■ **TASK 1**
In the passage on dementia and assisted suicide, when did Walter Jens distance himself from his former positions through his living will?
■ **TASK 2**
Carry on the passage on dementia and assisted suicide, picking up after its final sentence.

------ TEXT PASSAGE

Referring to the predictive genetic diagnosis of Huntington’s disease, which also leads to dementia, Christiane Lohkamp, member of the German National Ethics Council, former chairwoman of the charity Deutsche Huntington-Hilfe e.V. and member of the International Huntington Association (IHA), emphasises: “The doubts about the gene status no longer exist, but they are replaced by other questions” [62]– namely the question of recourse to “assisted suicide”.

The fact that – even from the medico-ethical point of view – the compass only goes in one direction, namely that of plurality, like described in the introduction, does not seem helpful. One of the tasks of medical ethics is to work out basic ideas about “successful” living and dying in our modern society. The more a society moves away from religious, pastoral and philosophical positions on the question of what is good living and dying, the more it needs concrete and differentiated guidance from the medical-ethical side. A basic problem of anticipatory provisions should also be taken into account, as the case of Walter Jens (1923–2013) notably demonstrates: The rhetoric professor had consistently advocated a self-determined death and the legalisation of “assisted suicide”, but distanced himself from his former positions by his living will after the onset of his dementia in 2004 [63]. According to Hans Förstl, the discrepancy between individual ideas about the future and the experience of the concrete situation is “hardly bridgeable”. “Human beings can generally cope with new situations” [63]. The physician, too, who is to be assigned the legal responsibility for assisting suicide, needs a medical-ethical statement on legalised “assisted suicide”, one that goes beyond the view of a plurality discourse that “it is good because it is permitted”.

------------
------ MATERIAL PROVIDED

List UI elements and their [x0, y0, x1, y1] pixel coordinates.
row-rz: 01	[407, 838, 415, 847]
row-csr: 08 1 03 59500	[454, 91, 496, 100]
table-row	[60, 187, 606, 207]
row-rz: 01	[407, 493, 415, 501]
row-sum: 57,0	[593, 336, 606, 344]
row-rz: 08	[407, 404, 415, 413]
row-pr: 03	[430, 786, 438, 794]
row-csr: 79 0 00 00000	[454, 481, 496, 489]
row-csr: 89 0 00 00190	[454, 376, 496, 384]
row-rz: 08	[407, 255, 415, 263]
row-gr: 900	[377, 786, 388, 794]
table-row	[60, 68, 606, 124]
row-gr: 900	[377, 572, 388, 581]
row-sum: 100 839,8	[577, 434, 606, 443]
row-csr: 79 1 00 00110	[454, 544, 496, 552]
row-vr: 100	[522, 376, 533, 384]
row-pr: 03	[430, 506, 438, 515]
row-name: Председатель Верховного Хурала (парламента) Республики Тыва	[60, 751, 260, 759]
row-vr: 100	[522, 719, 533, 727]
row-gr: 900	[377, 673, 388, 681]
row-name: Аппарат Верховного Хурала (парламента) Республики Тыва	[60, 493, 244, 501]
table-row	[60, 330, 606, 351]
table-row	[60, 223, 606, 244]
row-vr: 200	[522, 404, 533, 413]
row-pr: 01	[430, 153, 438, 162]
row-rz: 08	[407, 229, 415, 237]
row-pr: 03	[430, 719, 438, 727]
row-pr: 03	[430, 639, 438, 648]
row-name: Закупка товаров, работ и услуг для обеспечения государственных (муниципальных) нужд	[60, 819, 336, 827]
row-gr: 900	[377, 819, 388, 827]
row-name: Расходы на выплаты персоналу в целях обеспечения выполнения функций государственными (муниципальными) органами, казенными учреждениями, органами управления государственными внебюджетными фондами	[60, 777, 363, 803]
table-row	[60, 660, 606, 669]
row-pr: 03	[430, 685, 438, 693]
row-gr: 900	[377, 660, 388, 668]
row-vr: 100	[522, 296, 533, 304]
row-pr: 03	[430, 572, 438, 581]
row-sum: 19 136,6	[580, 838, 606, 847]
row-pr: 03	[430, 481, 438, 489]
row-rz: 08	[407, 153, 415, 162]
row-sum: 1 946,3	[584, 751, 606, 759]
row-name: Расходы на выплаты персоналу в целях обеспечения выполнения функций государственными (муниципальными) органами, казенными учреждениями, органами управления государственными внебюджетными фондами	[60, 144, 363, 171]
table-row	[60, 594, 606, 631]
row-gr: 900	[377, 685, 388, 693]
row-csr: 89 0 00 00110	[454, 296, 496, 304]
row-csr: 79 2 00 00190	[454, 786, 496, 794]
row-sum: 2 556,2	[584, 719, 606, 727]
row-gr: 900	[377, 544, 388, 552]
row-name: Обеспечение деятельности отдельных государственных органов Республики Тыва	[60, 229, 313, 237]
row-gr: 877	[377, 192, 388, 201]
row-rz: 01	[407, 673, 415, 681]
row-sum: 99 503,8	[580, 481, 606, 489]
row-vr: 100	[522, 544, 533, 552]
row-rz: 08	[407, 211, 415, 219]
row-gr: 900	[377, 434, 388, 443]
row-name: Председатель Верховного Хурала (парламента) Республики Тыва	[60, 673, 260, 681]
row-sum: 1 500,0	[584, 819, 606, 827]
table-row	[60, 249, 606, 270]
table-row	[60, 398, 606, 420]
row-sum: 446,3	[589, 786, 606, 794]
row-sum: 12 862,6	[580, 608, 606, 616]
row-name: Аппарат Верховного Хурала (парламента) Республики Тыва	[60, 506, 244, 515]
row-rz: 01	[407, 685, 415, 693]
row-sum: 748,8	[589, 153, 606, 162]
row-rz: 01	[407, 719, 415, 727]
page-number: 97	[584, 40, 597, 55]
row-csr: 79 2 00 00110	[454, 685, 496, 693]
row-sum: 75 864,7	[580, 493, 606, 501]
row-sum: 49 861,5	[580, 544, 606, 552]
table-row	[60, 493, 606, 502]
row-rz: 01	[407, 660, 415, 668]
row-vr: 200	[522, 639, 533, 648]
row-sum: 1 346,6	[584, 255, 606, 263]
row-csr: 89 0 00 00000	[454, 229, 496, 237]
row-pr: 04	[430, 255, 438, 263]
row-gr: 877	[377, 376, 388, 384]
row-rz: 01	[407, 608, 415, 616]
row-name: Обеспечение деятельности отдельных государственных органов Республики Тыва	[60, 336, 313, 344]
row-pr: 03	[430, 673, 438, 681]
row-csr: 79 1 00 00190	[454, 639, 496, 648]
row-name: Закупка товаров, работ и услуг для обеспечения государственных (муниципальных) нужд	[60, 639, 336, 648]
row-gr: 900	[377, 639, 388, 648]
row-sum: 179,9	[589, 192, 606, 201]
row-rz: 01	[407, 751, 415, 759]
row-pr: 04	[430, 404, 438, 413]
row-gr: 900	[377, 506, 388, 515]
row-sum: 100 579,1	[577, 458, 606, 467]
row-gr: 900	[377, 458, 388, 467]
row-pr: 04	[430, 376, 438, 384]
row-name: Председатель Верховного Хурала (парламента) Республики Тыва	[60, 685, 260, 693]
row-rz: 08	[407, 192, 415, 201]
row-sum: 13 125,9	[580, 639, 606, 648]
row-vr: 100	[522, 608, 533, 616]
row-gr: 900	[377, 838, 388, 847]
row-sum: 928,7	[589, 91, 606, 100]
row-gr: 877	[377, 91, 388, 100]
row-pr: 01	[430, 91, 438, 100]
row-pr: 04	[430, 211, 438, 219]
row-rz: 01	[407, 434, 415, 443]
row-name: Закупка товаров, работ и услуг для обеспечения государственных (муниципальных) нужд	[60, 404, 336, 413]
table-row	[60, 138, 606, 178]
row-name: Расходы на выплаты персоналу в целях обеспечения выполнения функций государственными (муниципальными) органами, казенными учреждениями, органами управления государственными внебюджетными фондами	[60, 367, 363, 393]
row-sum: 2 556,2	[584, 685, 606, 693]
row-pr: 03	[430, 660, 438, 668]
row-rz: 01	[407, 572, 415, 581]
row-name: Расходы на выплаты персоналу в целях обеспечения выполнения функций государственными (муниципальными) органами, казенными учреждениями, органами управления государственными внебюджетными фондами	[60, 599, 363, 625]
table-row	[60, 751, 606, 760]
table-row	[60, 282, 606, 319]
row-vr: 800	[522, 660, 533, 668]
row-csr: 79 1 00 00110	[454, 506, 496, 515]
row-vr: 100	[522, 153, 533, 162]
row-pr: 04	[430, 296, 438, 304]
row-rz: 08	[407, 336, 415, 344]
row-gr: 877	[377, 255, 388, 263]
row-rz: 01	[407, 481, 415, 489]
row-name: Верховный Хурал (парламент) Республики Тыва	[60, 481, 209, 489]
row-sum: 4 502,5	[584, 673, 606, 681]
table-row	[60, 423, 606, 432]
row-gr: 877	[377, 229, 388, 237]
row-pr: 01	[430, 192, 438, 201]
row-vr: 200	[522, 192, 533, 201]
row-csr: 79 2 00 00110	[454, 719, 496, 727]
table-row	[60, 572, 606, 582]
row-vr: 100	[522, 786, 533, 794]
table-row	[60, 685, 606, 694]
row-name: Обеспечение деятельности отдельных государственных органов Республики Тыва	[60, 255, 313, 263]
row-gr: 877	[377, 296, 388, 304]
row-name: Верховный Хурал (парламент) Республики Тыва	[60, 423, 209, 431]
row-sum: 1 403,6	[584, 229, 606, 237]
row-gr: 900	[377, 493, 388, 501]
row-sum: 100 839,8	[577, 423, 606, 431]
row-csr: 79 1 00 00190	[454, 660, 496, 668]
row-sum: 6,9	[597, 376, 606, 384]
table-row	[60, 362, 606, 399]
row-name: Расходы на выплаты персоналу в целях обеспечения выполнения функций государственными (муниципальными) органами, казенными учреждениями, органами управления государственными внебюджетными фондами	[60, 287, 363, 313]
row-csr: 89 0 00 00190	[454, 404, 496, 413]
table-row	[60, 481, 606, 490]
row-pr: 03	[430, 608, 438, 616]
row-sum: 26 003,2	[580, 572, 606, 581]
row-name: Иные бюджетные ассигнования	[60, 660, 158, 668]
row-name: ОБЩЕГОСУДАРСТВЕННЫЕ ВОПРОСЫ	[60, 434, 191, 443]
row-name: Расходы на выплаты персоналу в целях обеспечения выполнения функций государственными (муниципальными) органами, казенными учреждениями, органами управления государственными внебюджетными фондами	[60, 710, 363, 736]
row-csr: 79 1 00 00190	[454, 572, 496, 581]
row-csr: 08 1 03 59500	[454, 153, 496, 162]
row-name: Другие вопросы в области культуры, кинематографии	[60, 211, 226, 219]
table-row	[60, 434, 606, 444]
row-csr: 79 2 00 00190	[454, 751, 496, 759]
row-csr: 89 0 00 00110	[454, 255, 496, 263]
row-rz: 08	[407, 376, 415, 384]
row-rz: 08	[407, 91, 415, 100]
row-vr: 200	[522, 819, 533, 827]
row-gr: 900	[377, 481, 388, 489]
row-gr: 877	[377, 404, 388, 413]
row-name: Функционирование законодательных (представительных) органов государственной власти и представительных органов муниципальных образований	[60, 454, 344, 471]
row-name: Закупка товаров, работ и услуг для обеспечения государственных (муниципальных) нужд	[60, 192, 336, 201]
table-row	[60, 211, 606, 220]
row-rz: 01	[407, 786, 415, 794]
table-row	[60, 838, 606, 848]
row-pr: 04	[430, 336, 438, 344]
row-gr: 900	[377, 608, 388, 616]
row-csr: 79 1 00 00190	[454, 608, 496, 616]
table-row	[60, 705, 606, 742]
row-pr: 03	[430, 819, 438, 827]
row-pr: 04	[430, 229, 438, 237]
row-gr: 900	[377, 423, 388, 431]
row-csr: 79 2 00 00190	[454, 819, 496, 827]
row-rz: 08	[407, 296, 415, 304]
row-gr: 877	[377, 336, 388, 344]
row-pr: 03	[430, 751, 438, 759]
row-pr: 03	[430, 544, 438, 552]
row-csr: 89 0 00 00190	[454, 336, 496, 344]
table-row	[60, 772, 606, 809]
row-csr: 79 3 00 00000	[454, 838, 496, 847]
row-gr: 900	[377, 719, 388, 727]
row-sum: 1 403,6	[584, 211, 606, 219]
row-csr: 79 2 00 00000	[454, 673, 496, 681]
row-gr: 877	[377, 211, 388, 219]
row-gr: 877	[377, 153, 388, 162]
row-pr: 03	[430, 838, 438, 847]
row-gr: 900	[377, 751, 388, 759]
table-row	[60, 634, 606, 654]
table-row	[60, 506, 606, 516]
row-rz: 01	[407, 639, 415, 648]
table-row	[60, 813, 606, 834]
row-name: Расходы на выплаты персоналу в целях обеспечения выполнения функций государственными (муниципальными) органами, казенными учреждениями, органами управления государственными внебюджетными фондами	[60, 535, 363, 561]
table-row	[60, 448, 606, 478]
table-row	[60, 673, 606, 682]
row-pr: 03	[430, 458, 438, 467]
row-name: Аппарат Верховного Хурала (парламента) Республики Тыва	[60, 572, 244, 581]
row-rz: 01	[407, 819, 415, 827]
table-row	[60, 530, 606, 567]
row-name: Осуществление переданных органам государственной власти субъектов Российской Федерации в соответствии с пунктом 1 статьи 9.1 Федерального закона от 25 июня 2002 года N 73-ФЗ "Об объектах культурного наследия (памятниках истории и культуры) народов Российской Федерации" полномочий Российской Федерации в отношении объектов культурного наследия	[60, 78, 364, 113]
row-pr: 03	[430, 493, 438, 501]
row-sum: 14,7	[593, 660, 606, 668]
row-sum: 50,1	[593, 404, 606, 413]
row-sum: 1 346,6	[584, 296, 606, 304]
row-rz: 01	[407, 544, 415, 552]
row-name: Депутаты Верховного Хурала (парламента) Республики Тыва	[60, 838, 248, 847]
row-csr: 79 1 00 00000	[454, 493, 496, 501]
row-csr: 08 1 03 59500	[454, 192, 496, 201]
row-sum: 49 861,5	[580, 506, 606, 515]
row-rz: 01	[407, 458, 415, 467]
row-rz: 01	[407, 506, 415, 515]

------------

■ **ANSWER SECTION 1**
After the onset of his dementia in 2004.

■ **ANSWER SECTION 2**
Fine arts, music and physical movement, especially dance, can be used in many ways with personal caregivers as well as psychotherapeutically to improve the quality of life of people with dementia. Validating procedures in communicating with people with dementia require high levels of empathy, patience and specialist training. The staging of “illusory worlds” can contribute to better the quality of life of gerontopsychiatric patients, but it requires great skill and critical attention from an ethical perspective. Robot-supported help against loneliness and for pain relief is well accepted by patients, according to previous findings [39]. Sensory stimulation like shiatsu and acupressure, aromatherapy, massage/touch therapy, light therapy, sensory garden and horticultural activities, snoezelen multisensory stimulation therapy, transcutaneous electrical nerve stimulation and behaviour management techniques may also be taken into account in the treatment of patients with AD [64].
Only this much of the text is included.